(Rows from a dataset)
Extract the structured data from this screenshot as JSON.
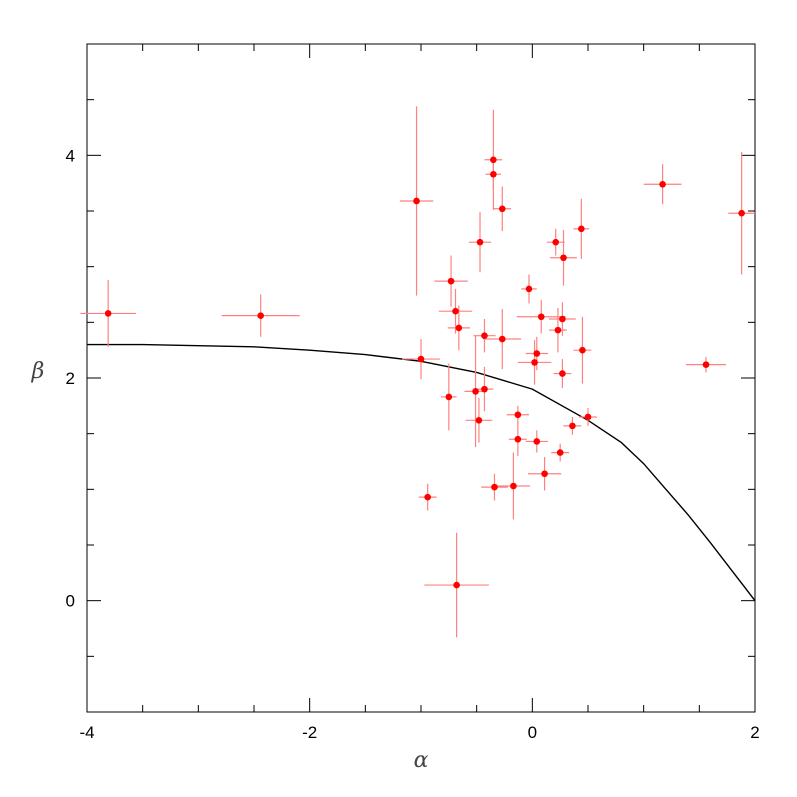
{
  "chart_data": {
    "type": "scatter",
    "title": "",
    "xlabel": "α",
    "ylabel": "β",
    "xlim": [
      -4,
      2
    ],
    "ylim": [
      -1,
      5
    ],
    "x_ticks": [
      -4,
      -2,
      0,
      2
    ],
    "y_ticks": [
      0,
      2,
      4
    ],
    "grid": false,
    "marker_color": "#ff0000",
    "errorbar_color": "#ff8080",
    "curve_color": "#000000",
    "points": [
      {
        "x": -3.81,
        "y": 2.58,
        "xerr": 0.25,
        "yerr": 0.3
      },
      {
        "x": -2.44,
        "y": 2.56,
        "xerr": 0.35,
        "yerr": 0.19
      },
      {
        "x": -1.04,
        "y": 3.59,
        "xerr": 0.15,
        "yerr": 0.85
      },
      {
        "x": -1.0,
        "y": 2.17,
        "xerr": 0.17,
        "yerr": 0.18
      },
      {
        "x": -0.94,
        "y": 0.93,
        "xerr": 0.08,
        "yerr": 0.12
      },
      {
        "x": -0.75,
        "y": 1.83,
        "xerr": 0.07,
        "yerr": 0.3
      },
      {
        "x": -0.73,
        "y": 2.87,
        "xerr": 0.15,
        "yerr": 0.23
      },
      {
        "x": -0.69,
        "y": 2.6,
        "xerr": 0.15,
        "yerr": 0.2
      },
      {
        "x": -0.68,
        "y": 0.14,
        "xerr": 0.29,
        "yerr": 0.47
      },
      {
        "x": -0.66,
        "y": 2.45,
        "xerr": 0.1,
        "yerr": 0.2
      },
      {
        "x": -0.51,
        "y": 1.88,
        "xerr": 0.1,
        "yerr": 0.5
      },
      {
        "x": -0.48,
        "y": 1.62,
        "xerr": 0.12,
        "yerr": 0.2
      },
      {
        "x": -0.47,
        "y": 3.22,
        "xerr": 0.1,
        "yerr": 0.27
      },
      {
        "x": -0.43,
        "y": 2.38,
        "xerr": 0.1,
        "yerr": 0.15
      },
      {
        "x": -0.43,
        "y": 1.9,
        "xerr": 0.08,
        "yerr": 0.2
      },
      {
        "x": -0.35,
        "y": 3.96,
        "xerr": 0.08,
        "yerr": 0.45
      },
      {
        "x": -0.35,
        "y": 3.83,
        "xerr": 0.07,
        "yerr": 0.13
      },
      {
        "x": -0.34,
        "y": 1.02,
        "xerr": 0.12,
        "yerr": 0.12
      },
      {
        "x": -0.27,
        "y": 3.52,
        "xerr": 0.08,
        "yerr": 0.2
      },
      {
        "x": -0.27,
        "y": 2.35,
        "xerr": 0.17,
        "yerr": 0.27
      },
      {
        "x": -0.17,
        "y": 1.03,
        "xerr": 0.15,
        "yerr": 0.3
      },
      {
        "x": -0.13,
        "y": 1.67,
        "xerr": 0.1,
        "yerr": 0.08
      },
      {
        "x": -0.13,
        "y": 1.45,
        "xerr": 0.08,
        "yerr": 0.15
      },
      {
        "x": -0.03,
        "y": 2.8,
        "xerr": 0.07,
        "yerr": 0.13
      },
      {
        "x": 0.02,
        "y": 2.14,
        "xerr": 0.15,
        "yerr": 0.2
      },
      {
        "x": 0.04,
        "y": 2.22,
        "xerr": 0.1,
        "yerr": 0.15
      },
      {
        "x": 0.04,
        "y": 1.43,
        "xerr": 0.1,
        "yerr": 0.1
      },
      {
        "x": 0.08,
        "y": 2.55,
        "xerr": 0.22,
        "yerr": 0.15
      },
      {
        "x": 0.11,
        "y": 1.14,
        "xerr": 0.15,
        "yerr": 0.15
      },
      {
        "x": 0.21,
        "y": 3.22,
        "xerr": 0.08,
        "yerr": 0.12
      },
      {
        "x": 0.23,
        "y": 2.43,
        "xerr": 0.08,
        "yerr": 0.2
      },
      {
        "x": 0.25,
        "y": 1.33,
        "xerr": 0.08,
        "yerr": 0.08
      },
      {
        "x": 0.27,
        "y": 2.53,
        "xerr": 0.12,
        "yerr": 0.15
      },
      {
        "x": 0.27,
        "y": 2.04,
        "xerr": 0.08,
        "yerr": 0.13
      },
      {
        "x": 0.28,
        "y": 3.08,
        "xerr": 0.12,
        "yerr": 0.25
      },
      {
        "x": 0.36,
        "y": 1.57,
        "xerr": 0.08,
        "yerr": 0.08
      },
      {
        "x": 0.44,
        "y": 3.34,
        "xerr": 0.07,
        "yerr": 0.27
      },
      {
        "x": 0.45,
        "y": 2.25,
        "xerr": 0.08,
        "yerr": 0.3
      },
      {
        "x": 0.5,
        "y": 1.65,
        "xerr": 0.08,
        "yerr": 0.08
      },
      {
        "x": 1.17,
        "y": 3.74,
        "xerr": 0.17,
        "yerr": 0.18
      },
      {
        "x": 1.56,
        "y": 2.12,
        "xerr": 0.18,
        "yerr": 0.07
      },
      {
        "x": 1.88,
        "y": 3.48,
        "xerr": 0.12,
        "yerr": 0.55
      }
    ],
    "curve": {
      "x": [
        -4.0,
        -3.5,
        -3.0,
        -2.5,
        -2.0,
        -1.5,
        -1.0,
        -0.5,
        0.0,
        0.5,
        0.8,
        1.0,
        1.2,
        1.4,
        1.6,
        1.8,
        1.9,
        2.0
      ],
      "y": [
        2.3,
        2.3,
        2.29,
        2.28,
        2.25,
        2.21,
        2.15,
        2.05,
        1.9,
        1.62,
        1.42,
        1.23,
        1.0,
        0.77,
        0.52,
        0.26,
        0.13,
        0.0
      ]
    }
  }
}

=== Work to do ===
Reproduce each line exactly as it appears, omitting the pictures.

=== Complete answer ===
Extract the structured data from this screenshot as JSON.
{
  "chart_data": {
    "type": "scatter",
    "title": "",
    "xlabel": "α",
    "ylabel": "β",
    "xlim": [
      -4,
      2
    ],
    "ylim": [
      -1,
      5
    ],
    "x_ticks": [
      -4,
      -2,
      0,
      2
    ],
    "y_ticks": [
      0,
      2,
      4
    ],
    "grid": false,
    "marker_color": "#ff0000",
    "errorbar_color": "#ff8080",
    "curve_color": "#000000",
    "points": [
      {
        "x": -3.81,
        "y": 2.58,
        "xerr": 0.25,
        "yerr": 0.3
      },
      {
        "x": -2.44,
        "y": 2.56,
        "xerr": 0.35,
        "yerr": 0.19
      },
      {
        "x": -1.04,
        "y": 3.59,
        "xerr": 0.15,
        "yerr": 0.85
      },
      {
        "x": -1.0,
        "y": 2.17,
        "xerr": 0.17,
        "yerr": 0.18
      },
      {
        "x": -0.94,
        "y": 0.93,
        "xerr": 0.08,
        "yerr": 0.12
      },
      {
        "x": -0.75,
        "y": 1.83,
        "xerr": 0.07,
        "yerr": 0.3
      },
      {
        "x": -0.73,
        "y": 2.87,
        "xerr": 0.15,
        "yerr": 0.23
      },
      {
        "x": -0.69,
        "y": 2.6,
        "xerr": 0.15,
        "yerr": 0.2
      },
      {
        "x": -0.68,
        "y": 0.14,
        "xerr": 0.29,
        "yerr": 0.47
      },
      {
        "x": -0.66,
        "y": 2.45,
        "xerr": 0.1,
        "yerr": 0.2
      },
      {
        "x": -0.51,
        "y": 1.88,
        "xerr": 0.1,
        "yerr": 0.5
      },
      {
        "x": -0.48,
        "y": 1.62,
        "xerr": 0.12,
        "yerr": 0.2
      },
      {
        "x": -0.47,
        "y": 3.22,
        "xerr": 0.1,
        "yerr": 0.27
      },
      {
        "x": -0.43,
        "y": 2.38,
        "xerr": 0.1,
        "yerr": 0.15
      },
      {
        "x": -0.43,
        "y": 1.9,
        "xerr": 0.08,
        "yerr": 0.2
      },
      {
        "x": -0.35,
        "y": 3.96,
        "xerr": 0.08,
        "yerr": 0.45
      },
      {
        "x": -0.35,
        "y": 3.83,
        "xerr": 0.07,
        "yerr": 0.13
      },
      {
        "x": -0.34,
        "y": 1.02,
        "xerr": 0.12,
        "yerr": 0.12
      },
      {
        "x": -0.27,
        "y": 3.52,
        "xerr": 0.08,
        "yerr": 0.2
      },
      {
        "x": -0.27,
        "y": 2.35,
        "xerr": 0.17,
        "yerr": 0.27
      },
      {
        "x": -0.17,
        "y": 1.03,
        "xerr": 0.15,
        "yerr": 0.3
      },
      {
        "x": -0.13,
        "y": 1.67,
        "xerr": 0.1,
        "yerr": 0.08
      },
      {
        "x": -0.13,
        "y": 1.45,
        "xerr": 0.08,
        "yerr": 0.15
      },
      {
        "x": -0.03,
        "y": 2.8,
        "xerr": 0.07,
        "yerr": 0.13
      },
      {
        "x": 0.02,
        "y": 2.14,
        "xerr": 0.15,
        "yerr": 0.2
      },
      {
        "x": 0.04,
        "y": 2.22,
        "xerr": 0.1,
        "yerr": 0.15
      },
      {
        "x": 0.04,
        "y": 1.43,
        "xerr": 0.1,
        "yerr": 0.1
      },
      {
        "x": 0.08,
        "y": 2.55,
        "xerr": 0.22,
        "yerr": 0.15
      },
      {
        "x": 0.11,
        "y": 1.14,
        "xerr": 0.15,
        "yerr": 0.15
      },
      {
        "x": 0.21,
        "y": 3.22,
        "xerr": 0.08,
        "yerr": 0.12
      },
      {
        "x": 0.23,
        "y": 2.43,
        "xerr": 0.08,
        "yerr": 0.2
      },
      {
        "x": 0.25,
        "y": 1.33,
        "xerr": 0.08,
        "yerr": 0.08
      },
      {
        "x": 0.27,
        "y": 2.53,
        "xerr": 0.12,
        "yerr": 0.15
      },
      {
        "x": 0.27,
        "y": 2.04,
        "xerr": 0.08,
        "yerr": 0.13
      },
      {
        "x": 0.28,
        "y": 3.08,
        "xerr": 0.12,
        "yerr": 0.25
      },
      {
        "x": 0.36,
        "y": 1.57,
        "xerr": 0.08,
        "yerr": 0.08
      },
      {
        "x": 0.44,
        "y": 3.34,
        "xerr": 0.07,
        "yerr": 0.27
      },
      {
        "x": 0.45,
        "y": 2.25,
        "xerr": 0.08,
        "yerr": 0.3
      },
      {
        "x": 0.5,
        "y": 1.65,
        "xerr": 0.08,
        "yerr": 0.08
      },
      {
        "x": 1.17,
        "y": 3.74,
        "xerr": 0.17,
        "yerr": 0.18
      },
      {
        "x": 1.56,
        "y": 2.12,
        "xerr": 0.18,
        "yerr": 0.07
      },
      {
        "x": 1.88,
        "y": 3.48,
        "xerr": 0.12,
        "yerr": 0.55
      }
    ],
    "curve": {
      "x": [
        -4.0,
        -3.5,
        -3.0,
        -2.5,
        -2.0,
        -1.5,
        -1.0,
        -0.5,
        0.0,
        0.5,
        0.8,
        1.0,
        1.2,
        1.4,
        1.6,
        1.8,
        1.9,
        2.0
      ],
      "y": [
        2.3,
        2.3,
        2.29,
        2.28,
        2.25,
        2.21,
        2.15,
        2.05,
        1.9,
        1.62,
        1.42,
        1.23,
        1.0,
        0.77,
        0.52,
        0.26,
        0.13,
        0.0
      ]
    }
  }
}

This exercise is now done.